• Given task
Exactly reproduce all the records, keeping pictures out of the copy.

• Information supplied
**********

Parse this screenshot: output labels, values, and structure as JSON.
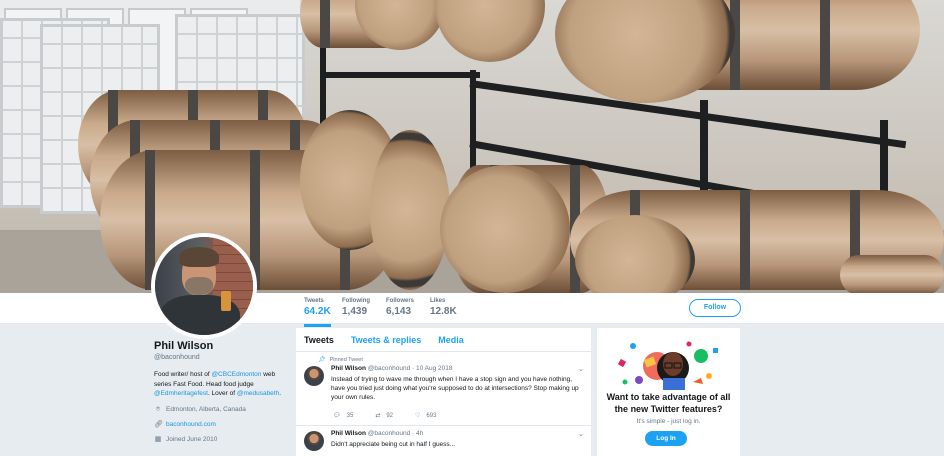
{
  "colors": {
    "accent": "#1da1f2",
    "link": "#1b95e0",
    "muted": "#657786",
    "page_bg": "#e6ecf0"
  },
  "stats": [
    {
      "label": "Tweets",
      "value": "64.2K"
    },
    {
      "label": "Following",
      "value": "1,439"
    },
    {
      "label": "Followers",
      "value": "6,143"
    },
    {
      "label": "Likes",
      "value": "12.8K"
    }
  ],
  "follow_label": "Follow",
  "profile": {
    "name": "Phil Wilson",
    "handle": "@baconhound",
    "bio": {
      "t1": "Food writer/ host of ",
      "link1": "@CBCEdmonton",
      "t2": " web series Fast Food. Head food judge ",
      "link2": "@Edmheritagefest",
      "t3": ". Lover of ",
      "link3": "@medusabeth",
      "t4": "."
    },
    "location": "Edmonton, Alberta, Canada",
    "website": "baconhound.com",
    "joined": "Joined June 2010"
  },
  "tabs": [
    "Tweets",
    "Tweets & replies",
    "Media"
  ],
  "tweets": [
    {
      "pinned_label": "Pinned Tweet",
      "name": "Phil Wilson",
      "handle_time": "@baconhound · 10 Aug 2018",
      "text": "Instead of trying to wave me through when I have a stop sign and you have nothing, have you tried just doing what you're supposed to do at intersections? Stop making up your own rules.",
      "replies": "35",
      "retweets": "92",
      "likes": "693"
    },
    {
      "name": "Phil Wilson",
      "handle_time": "@baconhound · 4h",
      "text": "Didn't appreciate being cut in half I guess..."
    }
  ],
  "card": {
    "title": "Want to take advantage of all the new Twitter features?",
    "subtitle": "It's simple - just log in.",
    "button": "Log In"
  },
  "icons": {
    "location": "location-pin-icon",
    "link": "link-icon",
    "calendar": "calendar-icon",
    "pin": "pin-icon",
    "reply": "reply-icon",
    "retweet": "retweet-icon",
    "like": "heart-icon",
    "chevron": "chevron-down-icon"
  }
}
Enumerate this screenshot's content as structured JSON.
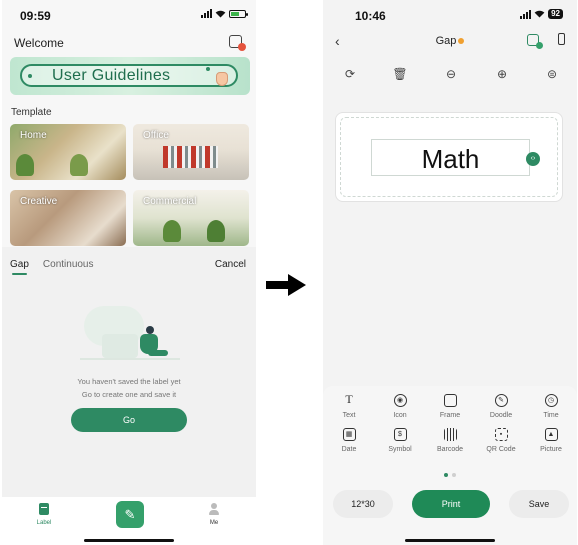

**********

• Output of the task
Parse this screenshot: output labels, values, and structure as JSON.
{
  "colors": {
    "accent": "#1da1f2",
    "link": "#1b95e0",
    "muted": "#657786",
    "page_bg": "#e6ecf0"
  },
  "stats": [
    {
      "label": "Tweets",
      "value": "64.2K"
    },
    {
      "label": "Following",
      "value": "1,439"
    },
    {
      "label": "Followers",
      "value": "6,143"
    },
    {
      "label": "Likes",
      "value": "12.8K"
    }
  ],
  "follow_label": "Follow",
  "profile": {
    "name": "Phil Wilson",
    "handle": "@baconhound",
    "bio": {
      "t1": "Food writer/ host of ",
      "link1": "@CBCEdmonton",
      "t2": " web series Fast Food. Head food judge ",
      "link2": "@Edmheritagefest",
      "t3": ". Lover of ",
      "link3": "@medusabeth",
      "t4": "."
    },
    "location": "Edmonton, Alberta, Canada",
    "website": "baconhound.com",
    "joined": "Joined June 2010"
  },
  "tabs": [
    "Tweets",
    "Tweets & replies",
    "Media"
  ],
  "tweets": [
    {
      "pinned_label": "Pinned Tweet",
      "name": "Phil Wilson",
      "handle_time": "@baconhound · 10 Aug 2018",
      "text": "Instead of trying to wave me through when I have a stop sign and you have nothing, have you tried just doing what you're supposed to do at intersections? Stop making up your own rules.",
      "replies": "35",
      "retweets": "92",
      "likes": "693"
    },
    {
      "name": "Phil Wilson",
      "handle_time": "@baconhound · 4h",
      "text": "Didn't appreciate being cut in half I guess..."
    }
  ],
  "card": {
    "title": "Want to take advantage of all the new Twitter features?",
    "subtitle": "It's simple - just log in.",
    "button": "Log In"
  },
  "icons": {
    "location": "location-pin-icon",
    "link": "link-icon",
    "calendar": "calendar-icon",
    "pin": "pin-icon",
    "reply": "reply-icon",
    "retweet": "retweet-icon",
    "like": "heart-icon",
    "chevron": "chevron-down-icon"
  }
}
Enumerate this screenshot's content as structured JSON.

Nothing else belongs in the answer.